--- Start of Supplied material ---

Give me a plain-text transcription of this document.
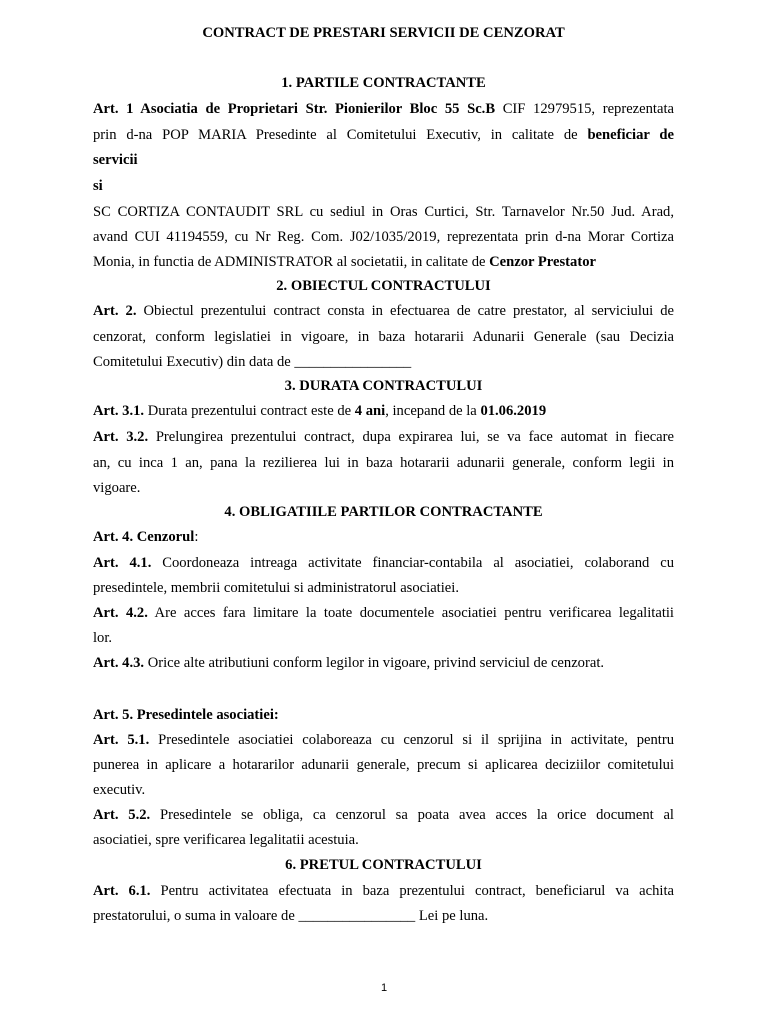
CONTRACT DE PRESTARI SERVICII DE CENZORAT
1. PARTILE CONTRACTANTE
Art. 1 Asociatia de Proprietari Str. Pionierilor Bloc 55 Sc.B CIF 12979515, reprezentata
prin d-na POP MARIA Presedinte al Comitetului Executiv, in calitate de beneficiar de
servicii
si
SC CORTIZA CONTAUDIT SRL cu sediul in Oras Curtici, Str. Tarnavelor Nr.50 Jud. Arad,
avand CUI 41194559, cu Nr Reg. Com. J02/1035/2019, reprezentata prin d-na Morar Cortiza
Monia, in functia de ADMINISTRATOR al societatii, in calitate de Cenzor Prestator
2. OBIECTUL CONTRACTULUI
Art. 2. Obiectul prezentului contract consta in efectuarea de catre prestator, al serviciului de
cenzorat, conform legislatiei in vigoare, in baza hotararii Adunarii Generale (sau Decizia
Comitetului Executiv) din data de ________________
3. DURATA CONTRACTULUI
Art. 3.1. Durata prezentului contract este de 4 ani, incepand de la 01.06.2019
Art. 3.2. Prelungirea prezentului contract, dupa expirarea lui, se va face automat in fiecare
an, cu inca 1 an, pana la rezilierea lui in baza hotararii adunarii generale, conform legii in
vigoare.
4. OBLIGATIILE PARTILOR CONTRACTANTE
Art. 4. Cenzorul:
Art. 4.1. Coordoneaza intreaga activitate financiar-contabila al asociatiei, colaborand cu
presedintele, membrii comitetului si administratorul asociatiei.
Art. 4.2. Are acces fara limitare la toate documentele asociatiei pentru verificarea legalitatii
lor.
Art. 4.3. Orice alte atributiuni conform legilor in vigoare, privind serviciul de cenzorat.
Art. 5. Presedintele asociatiei:
Art. 5.1. Presedintele asociatiei colaboreaza cu cenzorul si il sprijina in activitate, pentru
punerea in aplicare a hotararilor adunarii generale, precum si aplicarea deciziilor comitetului
executiv.
Art. 5.2. Presedintele se obliga, ca cenzorul sa poata avea acces la orice document al
asociatiei, spre verificarea legalitatii acestuia.
6. PRETUL CONTRACTULUI
Art. 6.1. Pentru activitatea efectuata in baza prezentului contract, beneficiarul va achita
prestatorului, o suma in valoare de ________________ Lei pe luna.
1
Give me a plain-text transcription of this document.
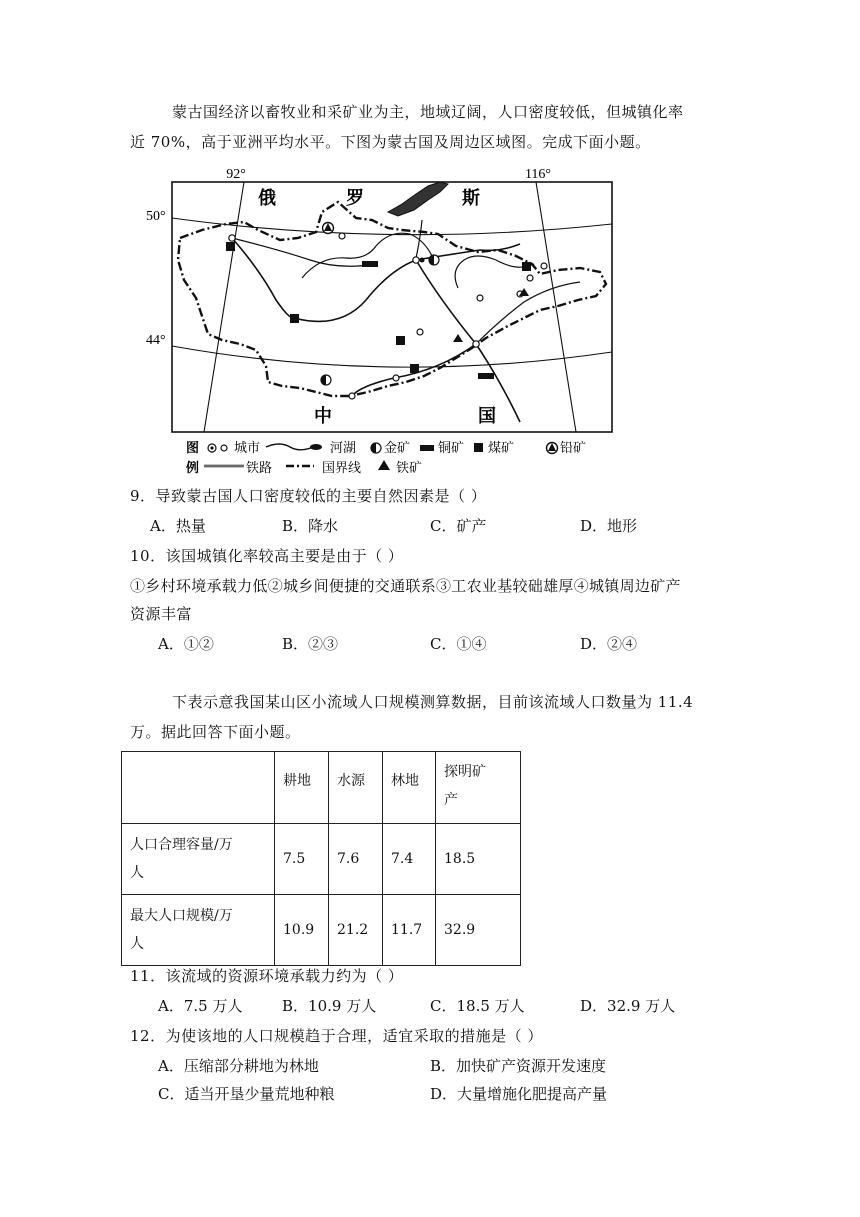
蒙古国经济以畜牧业和采矿业为主，地域辽阔，人口密度较低，但城镇化率
近 70%，高于亚洲平均水平。下图为蒙古国及周边区域图。完成下面小题。
92°	116°
50°
44°
俄	罗	斯
中	国
图
例
城市	河湖 金矿 铜矿 煤矿	铅矿
铁路	国界线	铁矿
9．导致蒙古国人口密度较低的主要自然因素是（ ）
A．热量	B．降水	C．矿产	D．地形
10．该国城镇化率较高主要是由于（ ）
①乡村环境承载力低②城乡间便捷的交通联系③工农业基较础雄厚④城镇周边矿产
资源丰富
A．①②	B．②③	C．①④	D．②④
下表示意我国某山区小流域人口规模测算数据，目前该流域人口数量为 11.4
万。据此回答下面小题。
	耕地	水源	林地	探明矿
产
人口合理容量/万
人	7.5	7.6	7.4	18.5
最大人口规模/万
人	10.9	21.2	11.7	32.9
11．该流域的资源环境承载力约为（ ）
A．7.5 万人	B．10.9 万人	C．18.5 万人	D．32.9 万人
12．为使该地的人口规模趋于合理，适宜采取的措施是（ ）
A．压缩部分耕地为林地	B．加快矿产资源开发速度
C．适当开垦少量荒地种粮	D．大量增施化肥提高产量
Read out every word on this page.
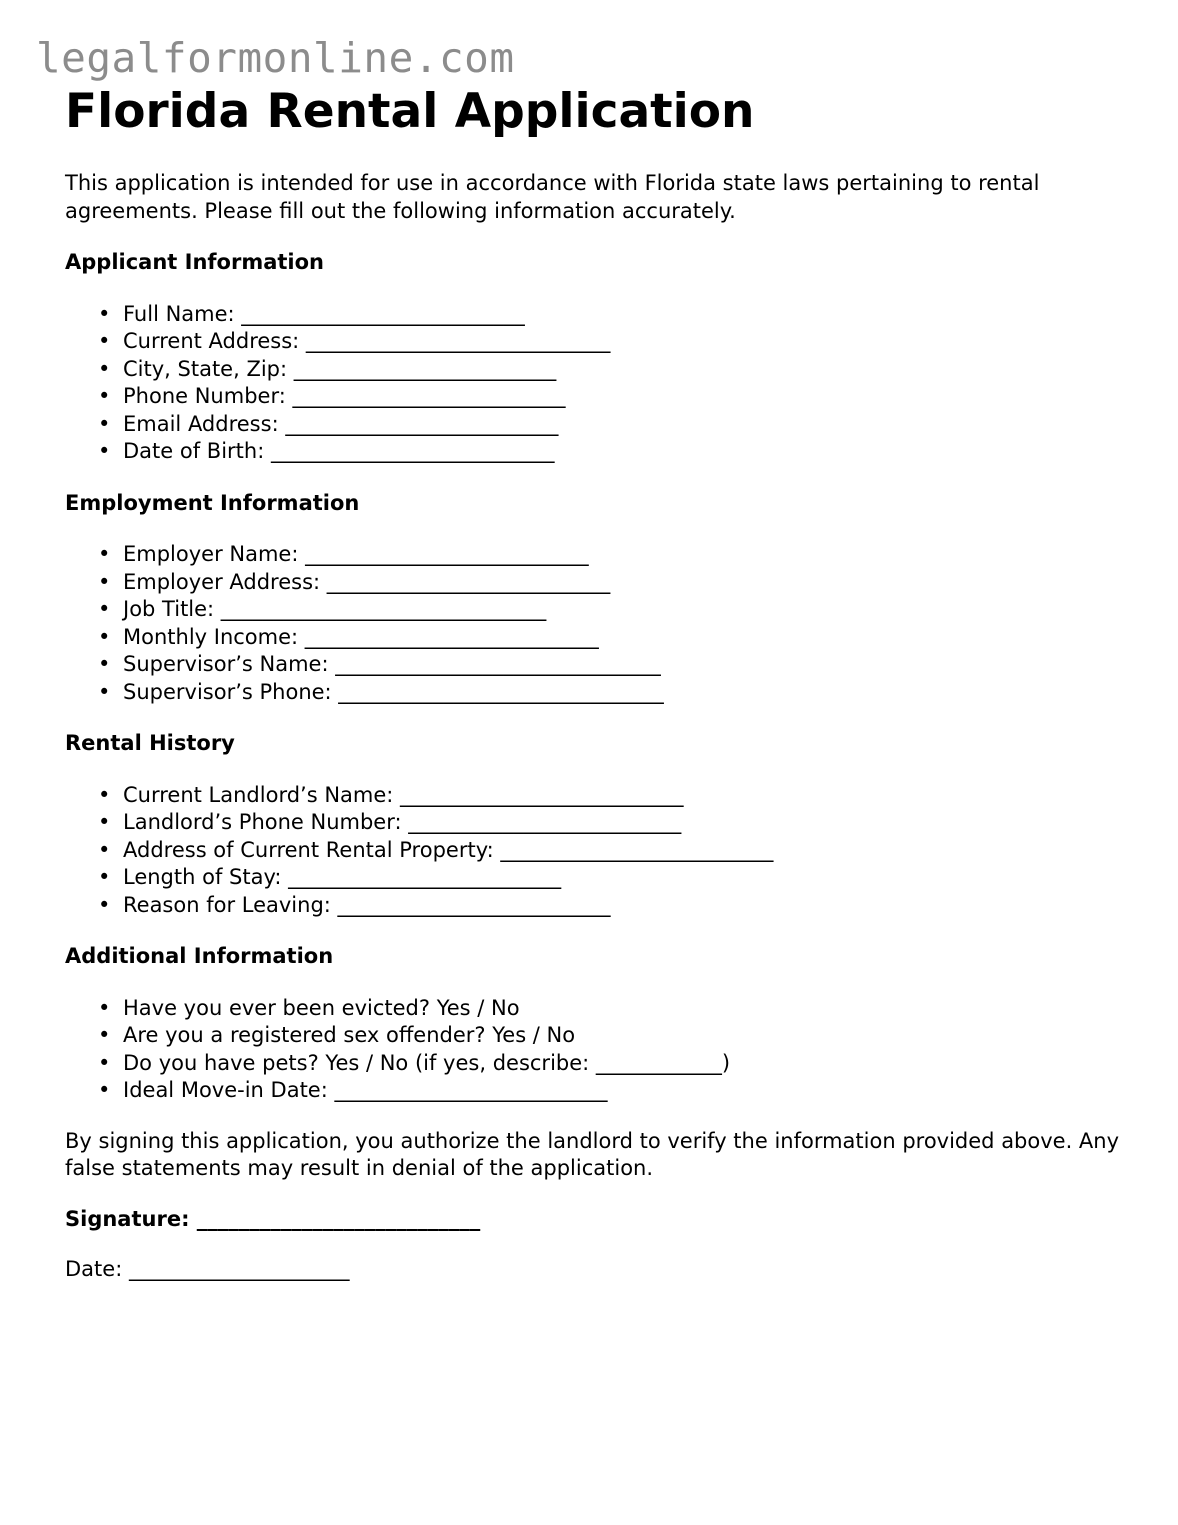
legalformonline.com
Florida Rental Application

This application is intended for use in accordance with Florida state laws pertaining to rental agreements. Please fill out the following information accurately.

Applicant Information
• Full Name: ___________________________
• Current Address: _____________________________
• City, State, Zip: _________________________
• Phone Number: __________________________
• Email Address: __________________________
• Date of Birth: ___________________________
Employment Information
• Employer Name: ___________________________
• Employer Address: ___________________________
• Job Title: _______________________________
• Monthly Income: ____________________________
• Supervisor’s Name: _______________________________
• Supervisor’s Phone: _______________________________
Rental History
• Current Landlord’s Name: ___________________________
• Landlord’s Phone Number: __________________________
• Address of Current Rental Property: __________________________
• Length of Stay: __________________________
• Reason for Leaving: __________________________
Additional Information
• Have you ever been evicted? Yes / No
• Are you a registered sex offender? Yes / No
• Do you have pets? Yes / No (if yes, describe: ____________)
• Ideal Move-in Date: __________________________

By signing this application, you authorize the landlord to verify the information provided above. Any false statements may result in denial of the application.

Signature: ___________________________

Date: _____________________
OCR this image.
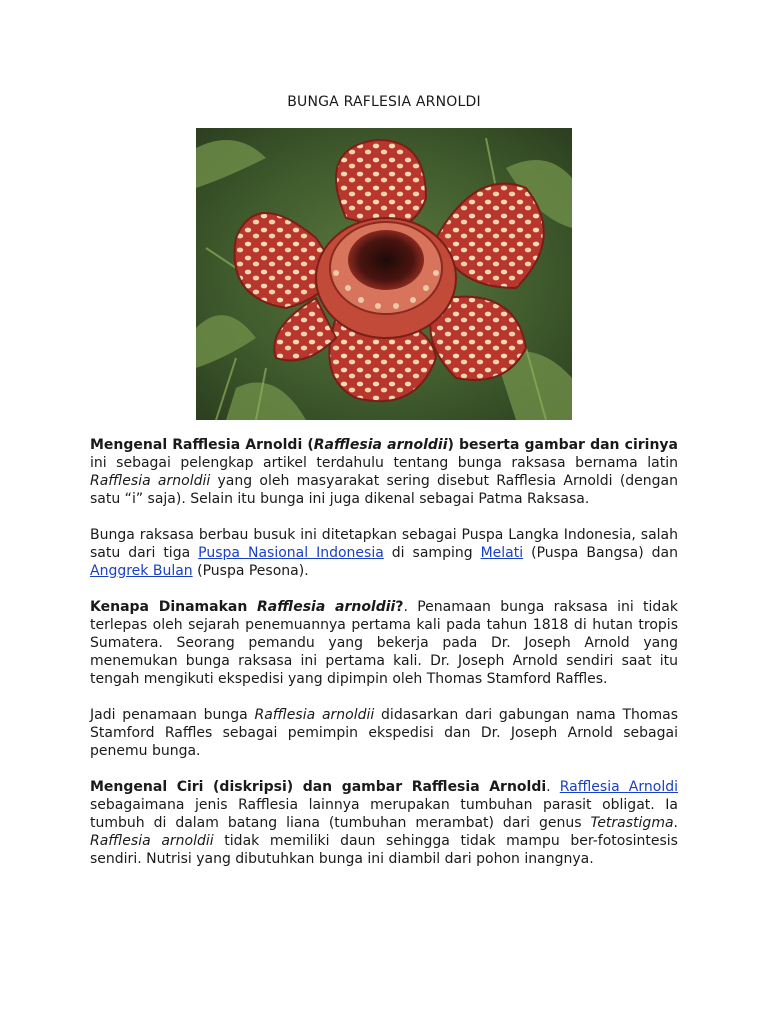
BUNGA RAFLESIA ARNOLDI

Mengenal Rafflesia Arnoldi (Rafflesia arnoldii) beserta gambar dan cirinya ini sebagai pelengkap artikel terdahulu tentang bunga raksasa bernama latin Rafflesia arnoldii yang oleh masyarakat sering disebut Rafflesia Arnoldi (dengan satu “i” saja). Selain itu bunga ini juga dikenal sebagai Patma Raksasa.

Bunga raksasa berbau busuk ini ditetapkan sebagai Puspa Langka Indonesia, salah satu dari tiga Puspa Nasional Indonesia di samping Melati (Puspa Bangsa) dan Anggrek Bulan (Puspa Pesona).

Kenapa Dinamakan Rafflesia arnoldii?. Penamaan bunga raksasa ini tidak terlepas oleh sejarah penemuannya pertama kali pada tahun 1818 di hutan tropis Sumatera. Seorang pemandu yang bekerja pada Dr. Joseph Arnold yang menemukan bunga raksasa ini pertama kali. Dr. Joseph Arnold sendiri saat itu tengah mengikuti ekspedisi yang dipimpin oleh Thomas Stamford Raffles.

Jadi penamaan bunga Rafflesia arnoldii didasarkan dari gabungan nama Thomas Stamford Raffles sebagai pemimpin ekspedisi dan Dr. Joseph Arnold sebagai penemu bunga.

Mengenal Ciri (diskripsi) dan gambar Rafflesia Arnoldi. Rafflesia Arnoldi sebagaimana jenis Rafflesia lainnya merupakan tumbuhan parasit obligat. Ia tumbuh di dalam batang liana (tumbuhan merambat) dari genus Tetrastigma. Rafflesia arnoldii tidak memiliki daun sehingga tidak mampu ber-fotosintesis sendiri. Nutrisi yang dibutuhkan bunga ini diambil dari pohon inangnya.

--- End of Supplied material ---

Objective: Every record gets retyped exactly; no picture goes into the copy.

Solution for this exercise:
Give me a plain-text transcription of this document.
CONTRACT DE PRESTARI SERVICII DE CENZORAT
1. PARTILE CONTRACTANTE
Art. 1 Asociatia de Proprietari Str. Pionierilor Bloc 55 Sc.B CIF 12979515, reprezentata
prin d-na POP MARIA Presedinte al Comitetului Executiv, in calitate de beneficiar de
servicii
si
SC CORTIZA CONTAUDIT SRL cu sediul in Oras Curtici, Str. Tarnavelor Nr.50 Jud. Arad,
avand CUI 41194559, cu Nr Reg. Com. J02/1035/2019, reprezentata prin d-na Morar Cortiza
Monia, in functia de ADMINISTRATOR al societatii, in calitate de Cenzor Prestator
2. OBIECTUL CONTRACTULUI
Art. 2. Obiectul prezentului contract consta in efectuarea de catre prestator, al serviciului de
cenzorat, conform legislatiei in vigoare, in baza hotararii Adunarii Generale (sau Decizia
Comitetului Executiv) din data de ________________
3. DURATA CONTRACTULUI
Art. 3.1. Durata prezentului contract este de 4 ani, incepand de la 01.06.2019
Art. 3.2. Prelungirea prezentului contract, dupa expirarea lui, se va face automat in fiecare
an, cu inca 1 an, pana la rezilierea lui in baza hotararii adunarii generale, conform legii in
vigoare.
4. OBLIGATIILE PARTILOR CONTRACTANTE
Art. 4. Cenzorul:
Art. 4.1. Coordoneaza intreaga activitate financiar-contabila al asociatiei, colaborand cu
presedintele, membrii comitetului si administratorul asociatiei.
Art. 4.2. Are acces fara limitare la toate documentele asociatiei pentru verificarea legalitatii
lor.
Art. 4.3. Orice alte atributiuni conform legilor in vigoare, privind serviciul de cenzorat.
Art. 5. Presedintele asociatiei:
Art. 5.1. Presedintele asociatiei colaboreaza cu cenzorul si il sprijina in activitate, pentru
punerea in aplicare a hotararilor adunarii generale, precum si aplicarea deciziilor comitetului
executiv.
Art. 5.2. Presedintele se obliga, ca cenzorul sa poata avea acces la orice document al
asociatiei, spre verificarea legalitatii acestuia.
6. PRETUL CONTRACTULUI
Art. 6.1. Pentru activitatea efectuata in baza prezentului contract, beneficiarul va achita
prestatorului, o suma in valoare de ________________ Lei pe luna.
1
Give me a plain-text transcription of this document.
蒙古国经济以畜牧业和采矿业为主，地域辽阔，人口密度较低，但城镇化率
近 70%，高于亚洲平均水平。下图为蒙古国及周边区域图。完成下面小题。
92°	116°
50°
44°
俄	罗	斯
中	国
图
例
城市	河湖 金矿 铜矿 煤矿	铅矿
铁路	国界线	铁矿
9．导致蒙古国人口密度较低的主要自然因素是（ ）
A．热量	B．降水	C．矿产	D．地形
10．该国城镇化率较高主要是由于（ ）
①乡村环境承载力低②城乡间便捷的交通联系③工农业基较础雄厚④城镇周边矿产
资源丰富
A．①②	B．②③	C．①④	D．②④
下表示意我国某山区小流域人口规模测算数据，目前该流域人口数量为 11.4
万。据此回答下面小题。
	耕地	水源	林地	探明矿
产
人口合理容量/万
人	7.5	7.6	7.4	18.5
最大人口规模/万
人	10.9	21.2	11.7	32.9
11．该流域的资源环境承载力约为（ ）
A．7.5 万人	B．10.9 万人	C．18.5 万人	D．32.9 万人
12．为使该地的人口规模趋于合理，适宜采取的措施是（ ）
A．压缩部分耕地为林地	B．加快矿产资源开发速度
C．适当开垦少量荒地种粮	D．大量增施化肥提高产量
Read out every word on this page.
legalformonline.com
Florida Rental Application

This application is intended for use in accordance with Florida state laws pertaining to rental agreements. Please fill out the following information accurately.

Applicant Information
• Full Name: ___________________________
• Current Address: _____________________________
• City, State, Zip: _________________________
• Phone Number: __________________________
• Email Address: __________________________
• Date of Birth: ___________________________
Employment Information
• Employer Name: ___________________________
• Employer Address: ___________________________
• Job Title: _______________________________
• Monthly Income: ____________________________
• Supervisor’s Name: _______________________________
• Supervisor’s Phone: _______________________________
Rental History
• Current Landlord’s Name: ___________________________
• Landlord’s Phone Number: __________________________
• Address of Current Rental Property: __________________________
• Length of Stay: __________________________
• Reason for Leaving: __________________________
Additional Information
• Have you ever been evicted? Yes / No
• Are you a registered sex offender? Yes / No
• Do you have pets? Yes / No (if yes, describe: ____________)
• Ideal Move-in Date: __________________________

By signing this application, you authorize the landlord to verify the information provided above. Any false statements may result in denial of the application.

Signature: ___________________________

Date: _____________________
OCR this image.
BUNGA RAFLESIA ARNOLDI

Mengenal Rafflesia Arnoldi (Rafflesia arnoldii) beserta gambar dan cirinya ini sebagai pelengkap artikel terdahulu tentang bunga raksasa bernama latin Rafflesia arnoldii yang oleh masyarakat sering disebut Rafflesia Arnoldi (dengan satu “i” saja). Selain itu bunga ini juga dikenal sebagai Patma Raksasa.

Bunga raksasa berbau busuk ini ditetapkan sebagai Puspa Langka Indonesia, salah satu dari tiga Puspa Nasional Indonesia di samping Melati (Puspa Bangsa) dan Anggrek Bulan (Puspa Pesona).

Kenapa Dinamakan Rafflesia arnoldii?. Penamaan bunga raksasa ini tidak terlepas oleh sejarah penemuannya pertama kali pada tahun 1818 di hutan tropis Sumatera. Seorang pemandu yang bekerja pada Dr. Joseph Arnold yang menemukan bunga raksasa ini pertama kali. Dr. Joseph Arnold sendiri saat itu tengah mengikuti ekspedisi yang dipimpin oleh Thomas Stamford Raffles.

Jadi penamaan bunga Rafflesia arnoldii didasarkan dari gabungan nama Thomas Stamford Raffles sebagai pemimpin ekspedisi dan Dr. Joseph Arnold sebagai penemu bunga.

Mengenal Ciri (diskripsi) dan gambar Rafflesia Arnoldi. Rafflesia Arnoldi sebagaimana jenis Rafflesia lainnya merupakan tumbuhan parasit obligat. Ia tumbuh di dalam batang liana (tumbuhan merambat) dari genus Tetrastigma. Rafflesia arnoldii tidak memiliki daun sehingga tidak mampu ber-fotosintesis sendiri. Nutrisi yang dibutuhkan bunga ini diambil dari pohon inangnya.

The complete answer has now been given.